▸ **DOCUMENT EXCERPT**:

┄┄┄┄┄┄

The news for the financial services industry is that there is no one silver bullet that will solve the issues that prompted the Ripoll Inquiry in the first place.

Instead, Mr Ripoll says the eleven recommendations handed down by his Committee must be adopted as a package of initiatives in order to have the desired outcome.

Each of the eleven recommendations, either separately, or in concert with other recommendations, are intended to:

  1. Increase the professionalism of the financial services industry
  2. Instill greater confidence in consumers of the value and importance of financial advice
  3. Protect the consumer from inappropriate advice

Key issues include:

Adviser Remuneration

After exhaustive submissions from many interested parties representing advisers, regulators, consumers, adviser representative bodies and institutions, the Ripoll Inquiry recommends that:

“…the government consult with and support industry in developing the most appropriate mechanism by which to cease payments from product manufacturers to financial advisers.”

┄┄┄┄┄┄

▸ **SUPPLIED RECORDS**:
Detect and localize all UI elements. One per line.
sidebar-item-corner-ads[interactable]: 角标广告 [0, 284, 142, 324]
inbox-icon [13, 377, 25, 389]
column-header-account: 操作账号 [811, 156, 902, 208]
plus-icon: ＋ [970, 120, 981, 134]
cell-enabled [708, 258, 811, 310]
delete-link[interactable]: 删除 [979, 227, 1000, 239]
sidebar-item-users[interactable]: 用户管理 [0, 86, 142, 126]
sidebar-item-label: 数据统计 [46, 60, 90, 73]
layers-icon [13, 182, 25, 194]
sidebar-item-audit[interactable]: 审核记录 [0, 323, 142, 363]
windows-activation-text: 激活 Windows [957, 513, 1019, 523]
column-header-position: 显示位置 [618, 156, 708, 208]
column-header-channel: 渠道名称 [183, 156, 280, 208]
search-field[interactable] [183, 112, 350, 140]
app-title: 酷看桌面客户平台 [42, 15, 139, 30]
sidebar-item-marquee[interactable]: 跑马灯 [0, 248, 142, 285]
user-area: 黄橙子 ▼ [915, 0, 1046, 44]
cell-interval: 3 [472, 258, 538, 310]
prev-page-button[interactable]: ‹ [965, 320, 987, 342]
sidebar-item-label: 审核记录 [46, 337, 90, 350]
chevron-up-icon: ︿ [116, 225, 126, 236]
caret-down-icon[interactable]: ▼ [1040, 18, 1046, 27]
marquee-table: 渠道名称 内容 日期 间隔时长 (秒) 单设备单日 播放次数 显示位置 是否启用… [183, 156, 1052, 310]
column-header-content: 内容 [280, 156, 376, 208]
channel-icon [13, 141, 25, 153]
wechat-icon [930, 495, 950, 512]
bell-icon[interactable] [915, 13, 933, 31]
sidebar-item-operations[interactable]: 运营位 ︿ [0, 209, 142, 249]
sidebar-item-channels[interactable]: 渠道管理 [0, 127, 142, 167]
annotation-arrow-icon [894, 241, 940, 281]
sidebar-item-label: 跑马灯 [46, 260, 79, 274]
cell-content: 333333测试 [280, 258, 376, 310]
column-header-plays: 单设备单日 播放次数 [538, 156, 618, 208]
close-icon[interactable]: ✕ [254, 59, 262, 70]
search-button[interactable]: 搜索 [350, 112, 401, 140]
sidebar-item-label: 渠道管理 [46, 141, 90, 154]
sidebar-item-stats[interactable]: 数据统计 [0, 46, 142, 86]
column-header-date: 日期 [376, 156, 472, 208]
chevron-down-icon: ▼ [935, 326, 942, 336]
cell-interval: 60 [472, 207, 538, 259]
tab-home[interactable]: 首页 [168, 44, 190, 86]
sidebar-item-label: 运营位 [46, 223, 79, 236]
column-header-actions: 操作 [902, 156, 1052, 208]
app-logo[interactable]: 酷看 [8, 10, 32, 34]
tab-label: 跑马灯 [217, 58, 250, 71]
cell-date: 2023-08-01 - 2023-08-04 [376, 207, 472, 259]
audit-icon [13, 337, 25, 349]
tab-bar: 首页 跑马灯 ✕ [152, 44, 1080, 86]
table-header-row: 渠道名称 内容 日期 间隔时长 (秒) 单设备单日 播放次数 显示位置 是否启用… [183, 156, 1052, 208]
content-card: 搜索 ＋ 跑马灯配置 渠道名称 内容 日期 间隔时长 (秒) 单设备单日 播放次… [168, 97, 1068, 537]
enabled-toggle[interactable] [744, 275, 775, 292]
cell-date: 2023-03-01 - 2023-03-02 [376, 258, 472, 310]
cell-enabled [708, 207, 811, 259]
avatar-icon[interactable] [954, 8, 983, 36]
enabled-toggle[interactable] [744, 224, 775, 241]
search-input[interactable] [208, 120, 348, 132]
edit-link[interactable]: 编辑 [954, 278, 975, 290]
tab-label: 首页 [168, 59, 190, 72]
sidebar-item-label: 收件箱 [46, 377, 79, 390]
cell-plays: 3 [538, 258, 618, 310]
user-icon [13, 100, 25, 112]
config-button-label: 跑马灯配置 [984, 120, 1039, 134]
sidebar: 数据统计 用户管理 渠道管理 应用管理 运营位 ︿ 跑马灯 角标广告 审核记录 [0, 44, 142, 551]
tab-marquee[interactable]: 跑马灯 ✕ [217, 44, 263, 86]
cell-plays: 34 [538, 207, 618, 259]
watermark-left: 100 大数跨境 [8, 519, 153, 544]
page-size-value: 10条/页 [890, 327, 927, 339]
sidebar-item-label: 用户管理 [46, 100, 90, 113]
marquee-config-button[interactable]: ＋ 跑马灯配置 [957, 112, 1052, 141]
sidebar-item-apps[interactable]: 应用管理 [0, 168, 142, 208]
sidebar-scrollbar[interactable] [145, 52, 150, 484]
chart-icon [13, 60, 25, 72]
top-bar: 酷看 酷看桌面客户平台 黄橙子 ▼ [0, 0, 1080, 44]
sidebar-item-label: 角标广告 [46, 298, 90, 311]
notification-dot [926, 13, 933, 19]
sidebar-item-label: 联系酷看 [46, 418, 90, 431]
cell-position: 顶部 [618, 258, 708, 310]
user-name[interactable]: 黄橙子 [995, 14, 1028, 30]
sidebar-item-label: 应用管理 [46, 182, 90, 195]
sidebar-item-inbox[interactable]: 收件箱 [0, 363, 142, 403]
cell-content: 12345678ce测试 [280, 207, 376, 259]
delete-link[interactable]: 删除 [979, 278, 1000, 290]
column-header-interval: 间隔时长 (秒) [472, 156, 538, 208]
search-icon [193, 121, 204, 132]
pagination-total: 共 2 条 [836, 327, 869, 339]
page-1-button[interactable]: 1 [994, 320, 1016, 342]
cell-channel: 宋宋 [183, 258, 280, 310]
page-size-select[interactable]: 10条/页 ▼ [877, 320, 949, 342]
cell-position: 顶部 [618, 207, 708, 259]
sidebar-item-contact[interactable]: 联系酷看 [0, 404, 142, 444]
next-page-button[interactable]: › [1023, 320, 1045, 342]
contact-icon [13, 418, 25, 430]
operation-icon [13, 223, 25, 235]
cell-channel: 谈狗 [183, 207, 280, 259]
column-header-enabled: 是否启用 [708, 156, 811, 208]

┄┄┄┄┄┄

▸ **JOBS**:
**A)** From the Ripoll Inquiry excerpt, quote the part that opens with the words containing "Instead, Mr Ripoll" and closes with "the desired outcome.".
**B)** According to the Ripoll Inquiry excerpt, how does Mr Ripoll say the Committee's recommendations must be adopted to have the desired outcome?
**C)** List the interested parties named in the Ripoll Inquiry excerpt as the ones represented in the submissions on adviser remuneration.

▸ **TASK-BY-TASK RESULTS**:
**A)**
Instead, Mr Ripoll says the eleven recommendations handed down by his Committee must be adopted as a package of initiatives in order to have the desired outcome.

**B)** As a package of initiatives.

**C)**
- Advisers
- Regulators
- Consumers
- Adviser representative bodies
- Institutions